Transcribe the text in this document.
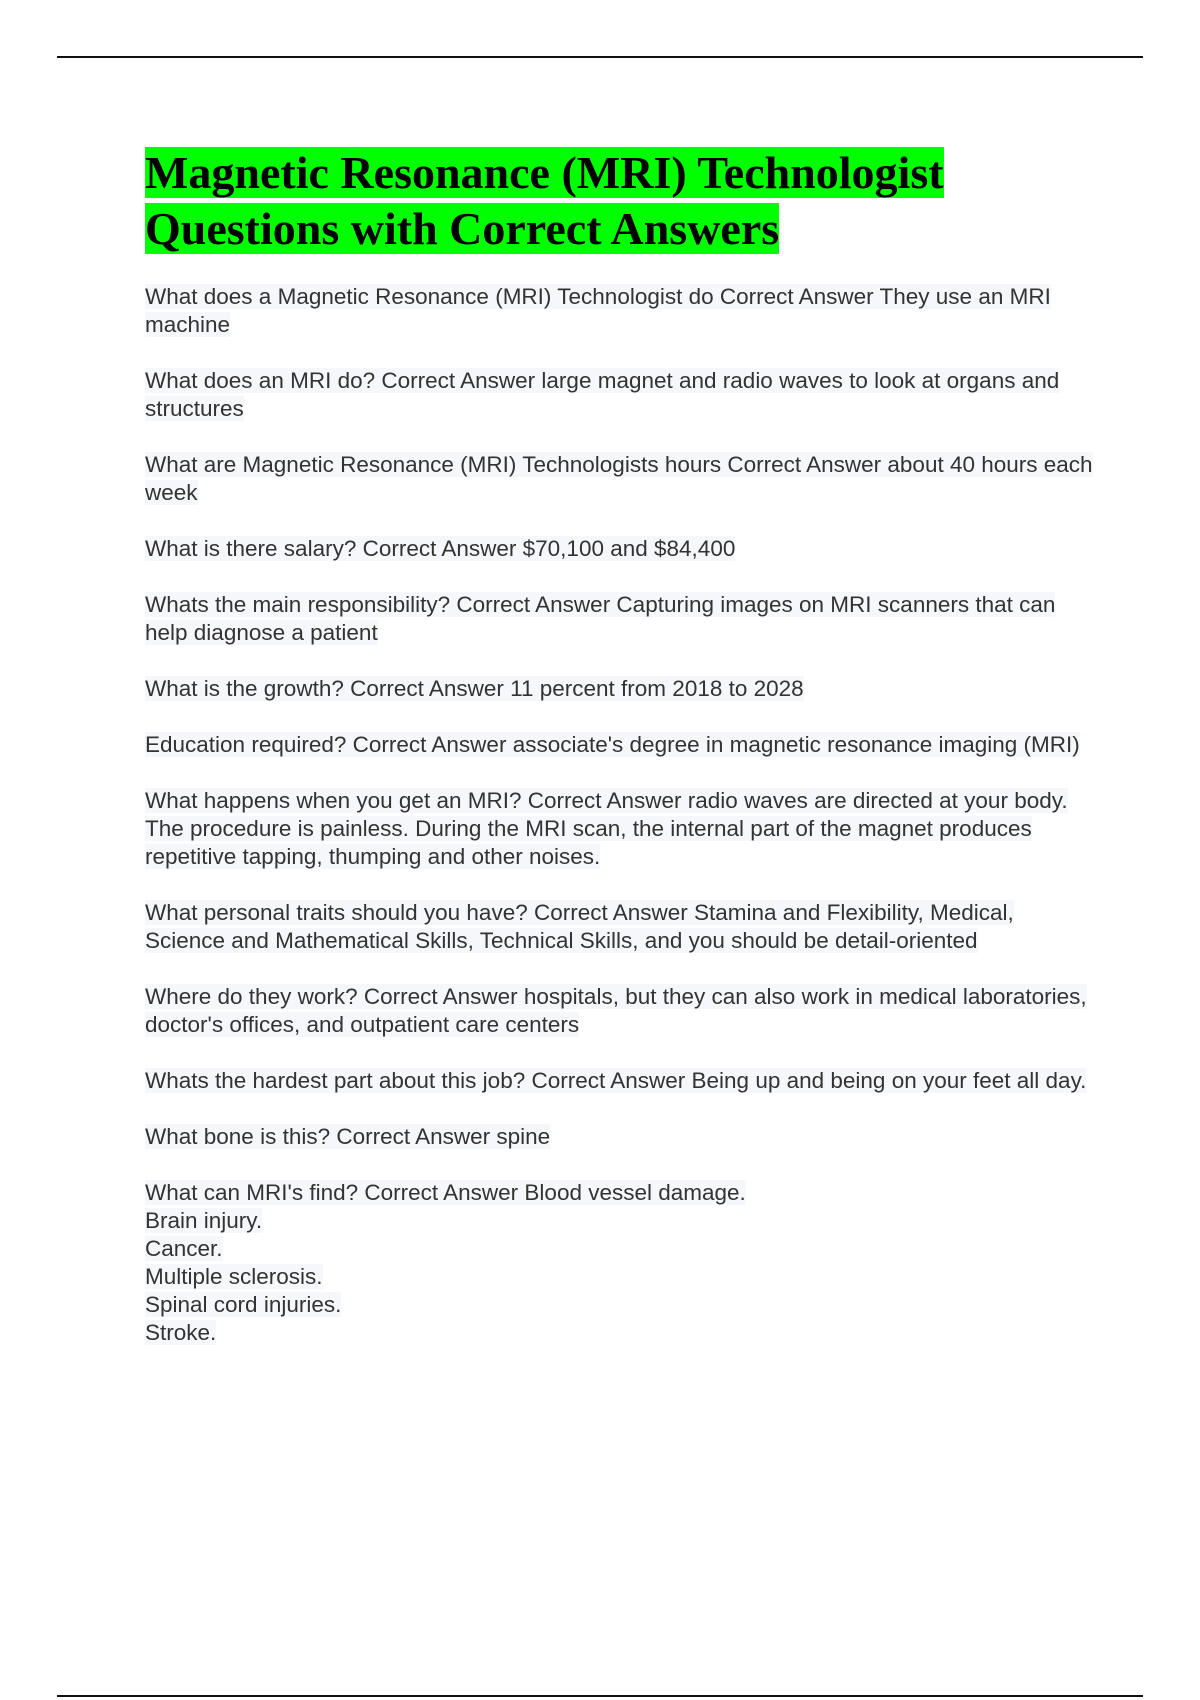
Magnetic Resonance (MRI) Technologist
Questions with Correct Answers

What does a Magnetic Resonance (MRI) Technologist do Correct Answer They use an MRI machine

What does an MRI do? Correct Answer large magnet and radio waves to look at organs and structures

What are Magnetic Resonance (MRI) Technologists hours Correct Answer about 40 hours each week

What is there salary? Correct Answer $70,100 and $84,400

Whats the main responsibility? Correct Answer Capturing images on MRI scanners that can help diagnose a patient

What is the growth? Correct Answer 11 percent from 2018 to 2028

Education required? Correct Answer associate's degree in magnetic resonance imaging (MRI)

What happens when you get an MRI? Correct Answer radio waves are directed at your body. The procedure is painless. During the MRI scan, the internal part of the magnet produces repetitive tapping, thumping and other noises.

What personal traits should you have? Correct Answer Stamina and Flexibility, Medical, Science and Mathematical Skills, Technical Skills, and you should be detail-oriented

Where do they work? Correct Answer hospitals, but they can also work in medical laboratories, doctor's offices, and outpatient care centers

Whats the hardest part about this job? Correct Answer Being up and being on your feet all day.

What bone is this? Correct Answer spine

What can MRI's find? Correct Answer Blood vessel damage.
Brain injury.
Cancer.
Multiple sclerosis.
Spinal cord injuries.
Stroke.
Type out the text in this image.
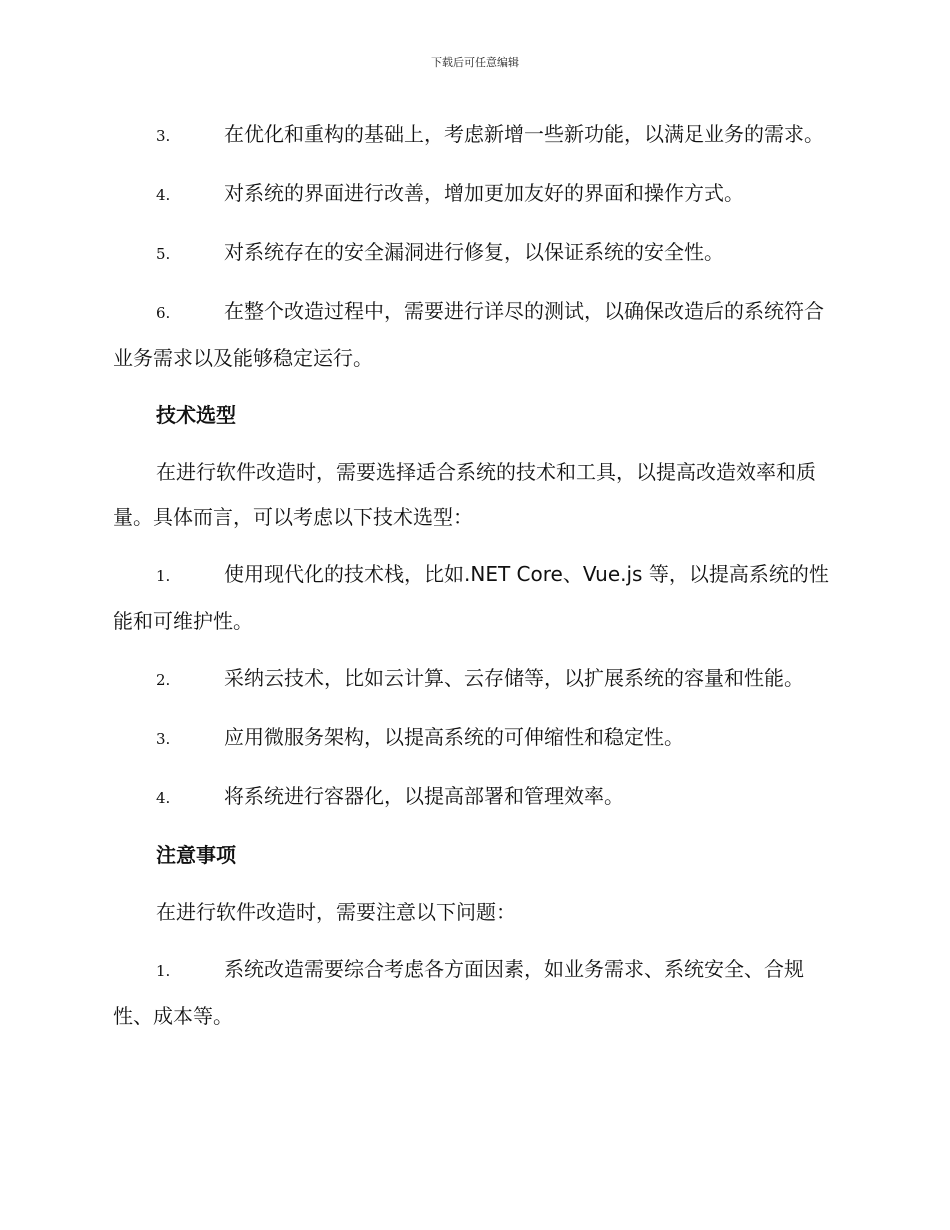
下载后可任意编辑

3.	在优化和重构的基础上，考虑新增一些新功能，以满足业务的需求。

4.	对系统的界面进行改善，增加更加友好的界面和操作方式。

5.	对系统存在的安全漏洞进行修复，以保证系统的安全性。

6.	在整个改造过程中，需要进行详尽的测试，以确保改造后的系统符合业务需求以及能够稳定运行。

技术选型

在进行软件改造时，需要选择适合系统的技术和工具，以提高改造效率和质量。具体而言，可以考虑以下技术选型：

1.	使用现代化的技术栈，比如.NET Core、Vue.js 等，以提高系统的性能和可维护性。

2.	采纳云技术，比如云计算、云存储等，以扩展系统的容量和性能。

3.	应用微服务架构，以提高系统的可伸缩性和稳定性。

4.	将系统进行容器化，以提高部署和管理效率。

注意事项

在进行软件改造时，需要注意以下问题：

1.	系统改造需要综合考虑各方面因素，如业务需求、系统安全、合规性、成本等。
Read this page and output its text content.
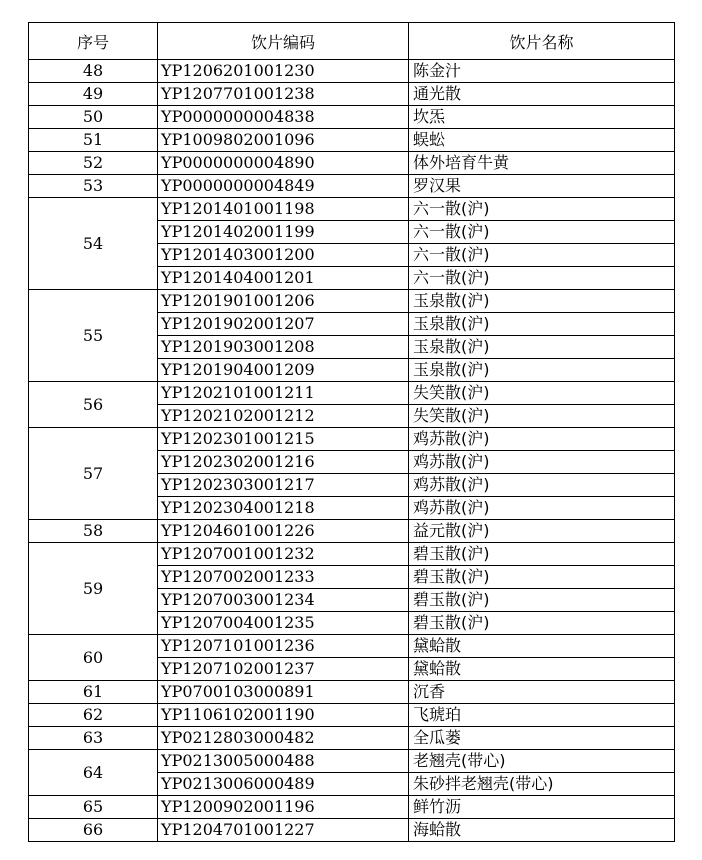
序号	饮片编码	饮片名称
48	YP1206201001230	陈金汁
49	YP1207701001238	通光散
50	YP0000000004838	坎炁
51	YP1009802001096	蜈蚣
52	YP0000000004890	体外培育牛黄
53	YP0000000004849	罗汉果
54	YP1201401001198	六一散(沪)
	YP1201402001199	六一散(沪)
	YP1201403001200	六一散(沪)
	YP1201404001201	六一散(沪)
55	YP1201901001206	玉泉散(沪)
	YP1201902001207	玉泉散(沪)
	YP1201903001208	玉泉散(沪)
	YP1201904001209	玉泉散(沪)
56	YP1202101001211	失笑散(沪)
	YP1202102001212	失笑散(沪)
57	YP1202301001215	鸡苏散(沪)
	YP1202302001216	鸡苏散(沪)
	YP1202303001217	鸡苏散(沪)
	YP1202304001218	鸡苏散(沪)
58	YP1204601001226	益元散(沪)
59	YP1207001001232	碧玉散(沪)
	YP1207002001233	碧玉散(沪)
	YP1207003001234	碧玉散(沪)
	YP1207004001235	碧玉散(沪)
60	YP1207101001236	黛蛤散
	YP1207102001237	黛蛤散
61	YP0700103000891	沉香
62	YP1106102001190	飞琥珀
63	YP0212803000482	全瓜蒌
64	YP0213005000488	老翘壳(带心)
	YP0213006000489	朱砂拌老翘壳(带心)
65	YP1200902001196	鲜竹沥
66	YP1204701001227	海蛤散
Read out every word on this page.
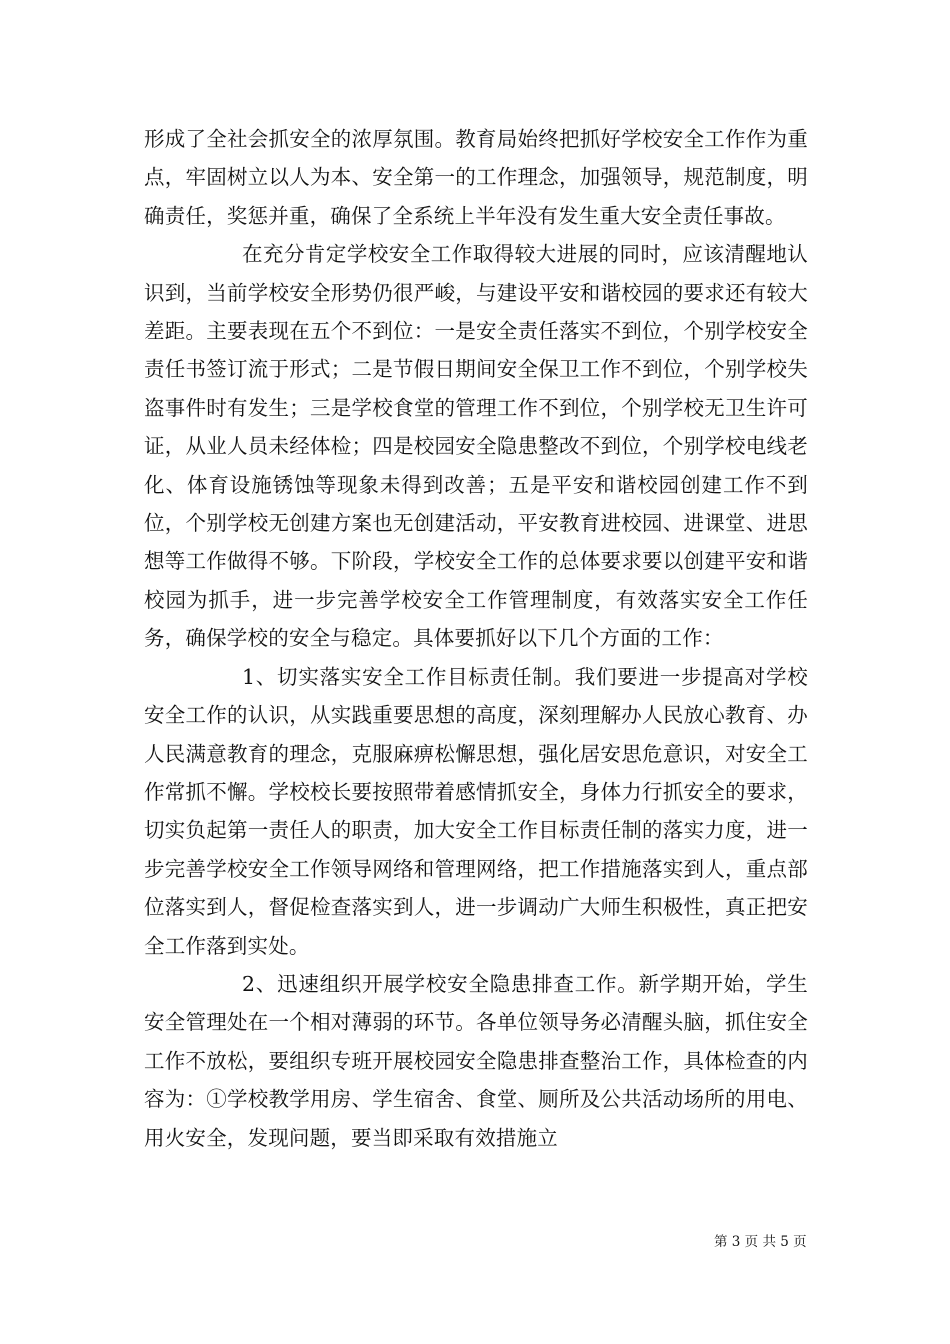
形成了全社会抓安全的浓厚氛围。教育局始终把抓好学校安全工作作为重点，牢固树立以人为本、安全第一的工作理念，加强领导，规范制度，明确责任，奖惩并重，确保了全系统上半年没有发生重大安全责任事故。

在充分肯定学校安全工作取得较大进展的同时，应该清醒地认识到，当前学校安全形势仍很严峻，与建设平安和谐校园的要求还有较大差距。主要表现在五个不到位：一是安全责任落实不到位，个别学校安全责任书签订流于形式；二是节假日期间安全保卫工作不到位，个别学校失盗事件时有发生；三是学校食堂的管理工作不到位，个别学校无卫生许可证，从业人员未经体检；四是校园安全隐患整改不到位，个别学校电线老化、体育设施锈蚀等现象未得到改善；五是平安和谐校园创建工作不到位，个别学校无创建方案也无创建活动，平安教育进校园、进课堂、进思想等工作做得不够。下阶段，学校安全工作的总体要求要以创建平安和谐校园为抓手，进一步完善学校安全工作管理制度，有效落实安全工作任务，确保学校的安全与稳定。具体要抓好以下几个方面的工作：

1、切实落实安全工作目标责任制。我们要进一步提高对学校安全工作的认识，从实践重要思想的高度，深刻理解办人民放心教育、办人民满意教育的理念，克服麻痹松懈思想，强化居安思危意识，对安全工作常抓不懈。学校校长要按照带着感情抓安全，身体力行抓安全的要求，切实负起第一责任人的职责，加大安全工作目标责任制的落实力度，进一步完善学校安全工作领导网络和管理网络，把工作措施落实到人，重点部位落实到人，督促检查落实到人，进一步调动广大师生积极性，真正把安全工作落到实处。

2、迅速组织开展学校安全隐患排查工作。新学期开始，学生安全管理处在一个相对薄弱的环节。各单位领导务必清醒头脑，抓住安全工作不放松，要组织专班开展校园安全隐患排查整治工作，具体检查的内容为：①学校教学用房、学生宿舍、食堂、厕所及公共活动场所的用电、用火安全，发现问题，要当即采取有效措施立

第 3 页 共 5 页
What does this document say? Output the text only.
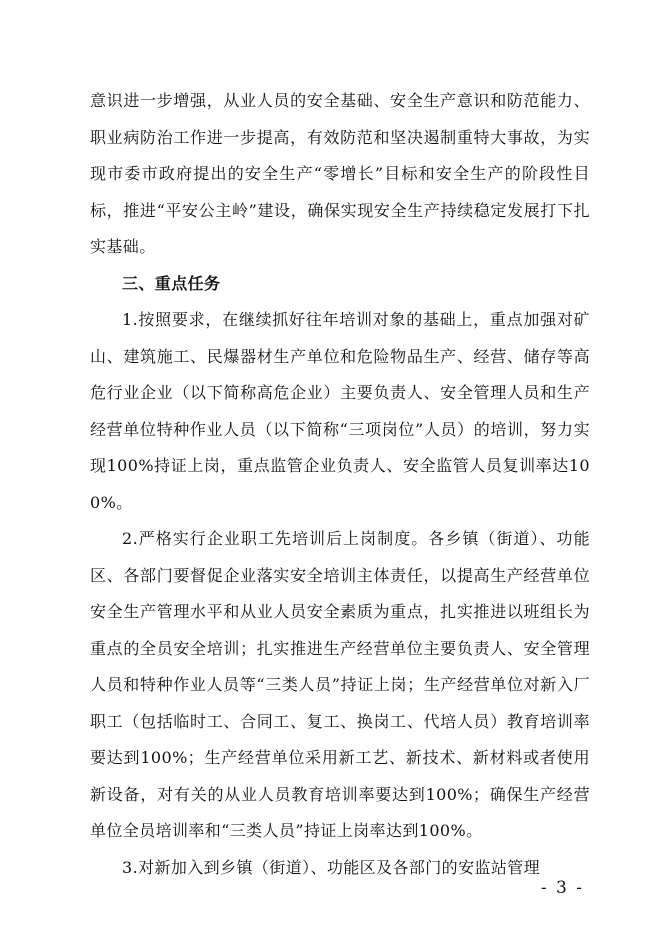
意识进一步增强，从业人员的安全基础、安全生产意识和防范能力、职业病防治工作进一步提高，有效防范和坚决遏制重特大事故，为实现市委市政府提出的安全生产“零增长”目标和安全生产的阶段性目标，推进“平安公主岭”建设，确保实现安全生产持续稳定发展打下扎实基础。

三、重点任务

1.按照要求，在继续抓好往年培训对象的基础上，重点加强对矿山、建筑施工、民爆器材生产单位和危险物品生产、经营、储存等高危行业企业（以下简称高危企业）主要负责人、安全管理人员和生产经营单位特种作业人员（以下简称“三项岗位”人员）的培训，努力实现100%持证上岗，重点监管企业负责人、安全监管人员复训率达100%。

2.严格实行企业职工先培训后上岗制度。各乡镇（街道）、功能区、各部门要督促企业落实安全培训主体责任，以提高生产经营单位安全生产管理水平和从业人员安全素质为重点，扎实推进以班组长为重点的全员安全培训；扎实推进生产经营单位主要负责人、安全管理人员和特种作业人员等“三类人员”持证上岗；生产经营单位对新入厂职工（包括临时工、合同工、复工、换岗工、代培人员）教育培训率要达到100%；生产经营单位采用新工艺、新技术、新材料或者使用新设备，对有关的从业人员教育培训率要达到100%；确保生产经营单位全员培训率和“三类人员”持证上岗率达到100%。

3.对新加入到乡镇（街道）、功能区及各部门的安监站管理

- 3 -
+===+
- [TASK TO CARRY OUT]:
Your task is to transcribe all of the records precisely, with no images included.

- [EXERCISE SOLUTION]:
Transcribe the text in this document.
Magnetic Resonance (MRI) Technologist
Questions with Correct Answers

What does a Magnetic Resonance (MRI) Technologist do Correct Answer They use an MRI machine

What does an MRI do? Correct Answer large magnet and radio waves to look at organs and structures

What are Magnetic Resonance (MRI) Technologists hours Correct Answer about 40 hours each week

What is there salary? Correct Answer $70,100 and $84,400

Whats the main responsibility? Correct Answer Capturing images on MRI scanners that can help diagnose a patient

What is the growth? Correct Answer 11 percent from 2018 to 2028

Education required? Correct Answer associate's degree in magnetic resonance imaging (MRI)

What happens when you get an MRI? Correct Answer radio waves are directed at your body. The procedure is painless. During the MRI scan, the internal part of the magnet produces repetitive tapping, thumping and other noises.

What personal traits should you have? Correct Answer Stamina and Flexibility, Medical, Science and Mathematical Skills, Technical Skills, and you should be detail-oriented

Where do they work? Correct Answer hospitals, but they can also work in medical laboratories, doctor's offices, and outpatient care centers

Whats the hardest part about this job? Correct Answer Being up and being on your feet all day.

What bone is this? Correct Answer spine

What can MRI's find? Correct Answer Blood vessel damage.
Brain injury.
Cancer.
Multiple sclerosis.
Spinal cord injuries.
Stroke.
Type out the text in this image.
下载后可任意编辑

3.	在优化和重构的基础上，考虑新增一些新功能，以满足业务的需求。

4.	对系统的界面进行改善，增加更加友好的界面和操作方式。

5.	对系统存在的安全漏洞进行修复，以保证系统的安全性。

6.	在整个改造过程中，需要进行详尽的测试，以确保改造后的系统符合业务需求以及能够稳定运行。

技术选型

在进行软件改造时，需要选择适合系统的技术和工具，以提高改造效率和质量。具体而言，可以考虑以下技术选型：

1.	使用现代化的技术栈，比如.NET Core、Vue.js 等，以提高系统的性能和可维护性。

2.	采纳云技术，比如云计算、云存储等，以扩展系统的容量和性能。

3.	应用微服务架构，以提高系统的可伸缩性和稳定性。

4.	将系统进行容器化，以提高部署和管理效率。

注意事项

在进行软件改造时，需要注意以下问题：

1.	系统改造需要综合考虑各方面因素，如业务需求、系统安全、合规性、成本等。
Read this page and output its text content.
序号	饮片编码	饮片名称
48	YP1206201001230	陈金汁
49	YP1207701001238	通光散
50	YP0000000004838	坎炁
51	YP1009802001096	蜈蚣
52	YP0000000004890	体外培育牛黄
53	YP0000000004849	罗汉果
54	YP1201401001198	六一散(沪)
	YP1201402001199	六一散(沪)
	YP1201403001200	六一散(沪)
	YP1201404001201	六一散(沪)
55	YP1201901001206	玉泉散(沪)
	YP1201902001207	玉泉散(沪)
	YP1201903001208	玉泉散(沪)
	YP1201904001209	玉泉散(沪)
56	YP1202101001211	失笑散(沪)
	YP1202102001212	失笑散(沪)
57	YP1202301001215	鸡苏散(沪)
	YP1202302001216	鸡苏散(沪)
	YP1202303001217	鸡苏散(沪)
	YP1202304001218	鸡苏散(沪)
58	YP1204601001226	益元散(沪)
59	YP1207001001232	碧玉散(沪)
	YP1207002001233	碧玉散(沪)
	YP1207003001234	碧玉散(沪)
	YP1207004001235	碧玉散(沪)
60	YP1207101001236	黛蛤散
	YP1207102001237	黛蛤散
61	YP0700103000891	沉香
62	YP1106102001190	飞琥珀
63	YP0212803000482	全瓜蒌
64	YP0213005000488	老翘壳(带心)
	YP0213006000489	朱砂拌老翘壳(带心)
65	YP1200902001196	鲜竹沥
66	YP1204701001227	海蛤散
Read out every word on this page.
形成了全社会抓安全的浓厚氛围。教育局始终把抓好学校安全工作作为重点，牢固树立以人为本、安全第一的工作理念，加强领导，规范制度，明确责任，奖惩并重，确保了全系统上半年没有发生重大安全责任事故。

在充分肯定学校安全工作取得较大进展的同时，应该清醒地认识到，当前学校安全形势仍很严峻，与建设平安和谐校园的要求还有较大差距。主要表现在五个不到位：一是安全责任落实不到位，个别学校安全责任书签订流于形式；二是节假日期间安全保卫工作不到位，个别学校失盗事件时有发生；三是学校食堂的管理工作不到位，个别学校无卫生许可证，从业人员未经体检；四是校园安全隐患整改不到位，个别学校电线老化、体育设施锈蚀等现象未得到改善；五是平安和谐校园创建工作不到位，个别学校无创建方案也无创建活动，平安教育进校园、进课堂、进思想等工作做得不够。下阶段，学校安全工作的总体要求要以创建平安和谐校园为抓手，进一步完善学校安全工作管理制度，有效落实安全工作任务，确保学校的安全与稳定。具体要抓好以下几个方面的工作：

1、切实落实安全工作目标责任制。我们要进一步提高对学校安全工作的认识，从实践重要思想的高度，深刻理解办人民放心教育、办人民满意教育的理念，克服麻痹松懈思想，强化居安思危意识，对安全工作常抓不懈。学校校长要按照带着感情抓安全，身体力行抓安全的要求，切实负起第一责任人的职责，加大安全工作目标责任制的落实力度，进一步完善学校安全工作领导网络和管理网络，把工作措施落实到人，重点部位落实到人，督促检查落实到人，进一步调动广大师生积极性，真正把安全工作落到实处。

2、迅速组织开展学校安全隐患排查工作。新学期开始，学生安全管理处在一个相对薄弱的环节。各单位领导务必清醒头脑，抓住安全工作不放松，要组织专班开展校园安全隐患排查整治工作，具体检查的内容为：①学校教学用房、学生宿舍、食堂、厕所及公共活动场所的用电、用火安全，发现问题，要当即采取有效措施立

第 3 页 共 5 页
What does this document say? Output the text only.
意识进一步增强，从业人员的安全基础、安全生产意识和防范能力、职业病防治工作进一步提高，有效防范和坚决遏制重特大事故，为实现市委市政府提出的安全生产“零增长”目标和安全生产的阶段性目标，推进“平安公主岭”建设，确保实现安全生产持续稳定发展打下扎实基础。

三、重点任务

1.按照要求，在继续抓好往年培训对象的基础上，重点加强对矿山、建筑施工、民爆器材生产单位和危险物品生产、经营、储存等高危行业企业（以下简称高危企业）主要负责人、安全管理人员和生产经营单位特种作业人员（以下简称“三项岗位”人员）的培训，努力实现100%持证上岗，重点监管企业负责人、安全监管人员复训率达100%。

2.严格实行企业职工先培训后上岗制度。各乡镇（街道）、功能区、各部门要督促企业落实安全培训主体责任，以提高生产经营单位安全生产管理水平和从业人员安全素质为重点，扎实推进以班组长为重点的全员安全培训；扎实推进生产经营单位主要负责人、安全管理人员和特种作业人员等“三类人员”持证上岗；生产经营单位对新入厂职工（包括临时工、合同工、复工、换岗工、代培人员）教育培训率要达到100%；生产经营单位采用新工艺、新技术、新材料或者使用新设备，对有关的从业人员教育培训率要达到100%；确保生产经营单位全员培训率和“三类人员”持证上岗率达到100%。

3.对新加入到乡镇（街道）、功能区及各部门的安监站管理

- 3 -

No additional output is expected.